◆ AIM OF THE TASK
Repeat, exactly and completely, the material that follows. Omit the pictures.

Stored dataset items

╔══

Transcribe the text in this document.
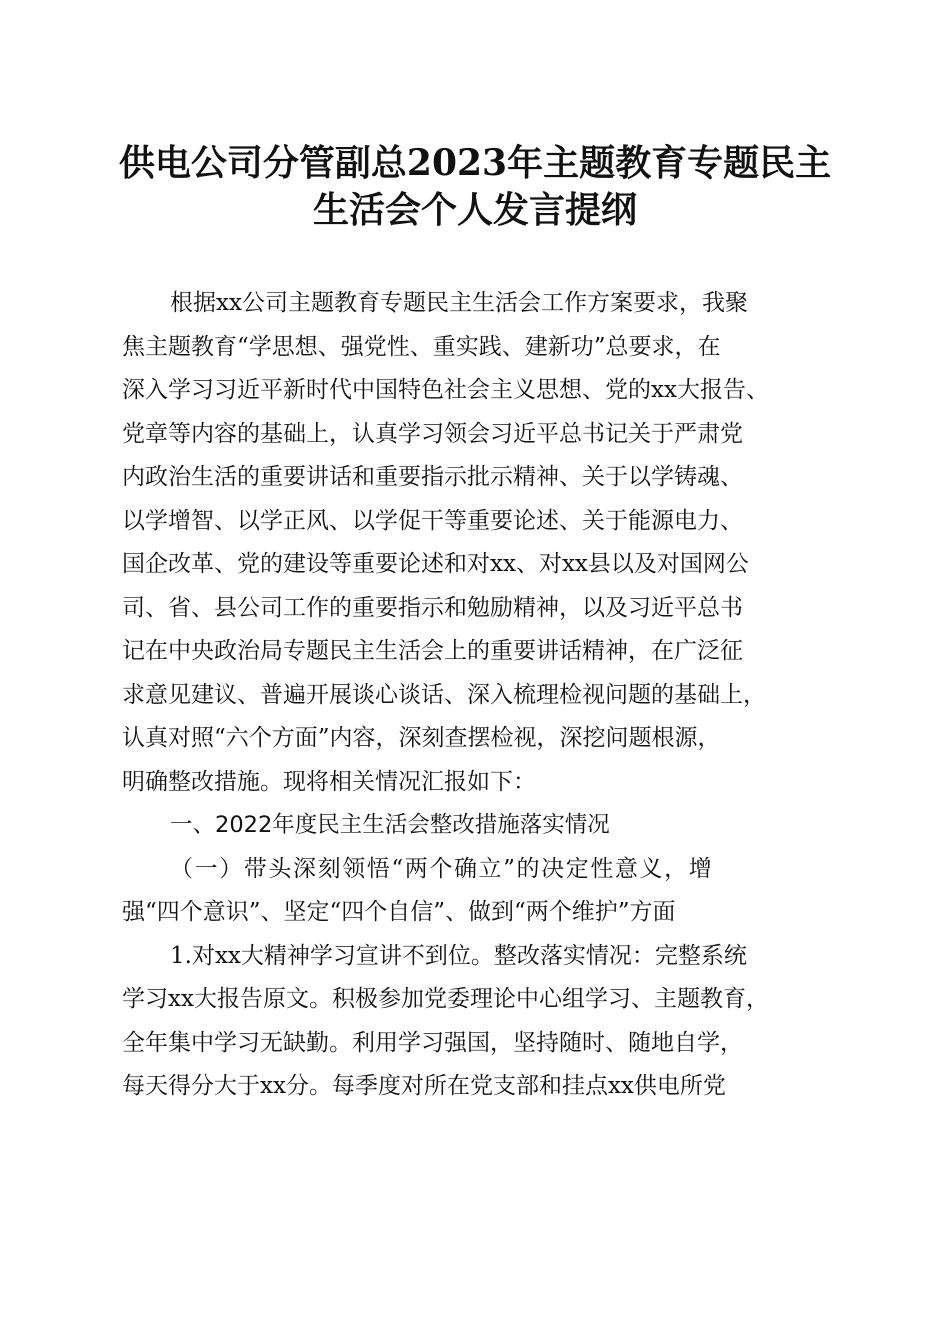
供电公司分管副总2023年主题教育专题民主
生活会个人发言提纲
根据xx公司主题教育专题民主生活会工作方案要求，我聚
焦主题教育“学思想、强党性、重实践、建新功”总要求，在
深入学习习近平新时代中国特色社会主义思想、党的xx大报告、
党章等内容的基础上，认真学习领会习近平总书记关于严肃党
内政治生活的重要讲话和重要指示批示精神、关于以学铸魂、
以学增智、以学正风、以学促干等重要论述、关于能源电力、
国企改革、党的建设等重要论述和对xx、对xx县以及对国网公
司、省、县公司工作的重要指示和勉励精神，以及习近平总书
记在中央政治局专题民主生活会上的重要讲话精神，在广泛征
求意见建议、普遍开展谈心谈话、深入梳理检视问题的基础上，
认真对照“六个方面”内容，深刻查摆检视，深挖问题根源，
明确整改措施。现将相关情况汇报如下：
一、2022年度民主生活会整改措施落实情况
（一）带头深刻领悟“两个确立”的决定性意义，增
强“四个意识”、坚定“四个自信”、做到“两个维护”方面
1.对xx大精神学习宣讲不到位。整改落实情况：完整系统
学习xx大报告原文。积极参加党委理论中心组学习、主题教育，
全年集中学习无缺勤。利用学习强国，坚持随时、随地自学，
每天得分大于xx分。每季度对所在党支部和挂点xx供电所党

╚══

◆ FULL RESPONSE
Transcribe the text in this document.
供电公司分管副总2023年主题教育专题民主
生活会个人发言提纲
根据xx公司主题教育专题民主生活会工作方案要求，我聚
焦主题教育“学思想、强党性、重实践、建新功”总要求，在
深入学习习近平新时代中国特色社会主义思想、党的xx大报告、
党章等内容的基础上，认真学习领会习近平总书记关于严肃党
内政治生活的重要讲话和重要指示批示精神、关于以学铸魂、
以学增智、以学正风、以学促干等重要论述、关于能源电力、
国企改革、党的建设等重要论述和对xx、对xx县以及对国网公
司、省、县公司工作的重要指示和勉励精神，以及习近平总书
记在中央政治局专题民主生活会上的重要讲话精神，在广泛征
求意见建议、普遍开展谈心谈话、深入梳理检视问题的基础上，
认真对照“六个方面”内容，深刻查摆检视，深挖问题根源，
明确整改措施。现将相关情况汇报如下：
一、2022年度民主生活会整改措施落实情况
（一）带头深刻领悟“两个确立”的决定性意义，增
强“四个意识”、坚定“四个自信”、做到“两个维护”方面
1.对xx大精神学习宣讲不到位。整改落实情况：完整系统
学习xx大报告原文。积极参加党委理论中心组学习、主题教育，
全年集中学习无缺勤。利用学习强国，坚持随时、随地自学，
每天得分大于xx分。每季度对所在党支部和挂点xx供电所党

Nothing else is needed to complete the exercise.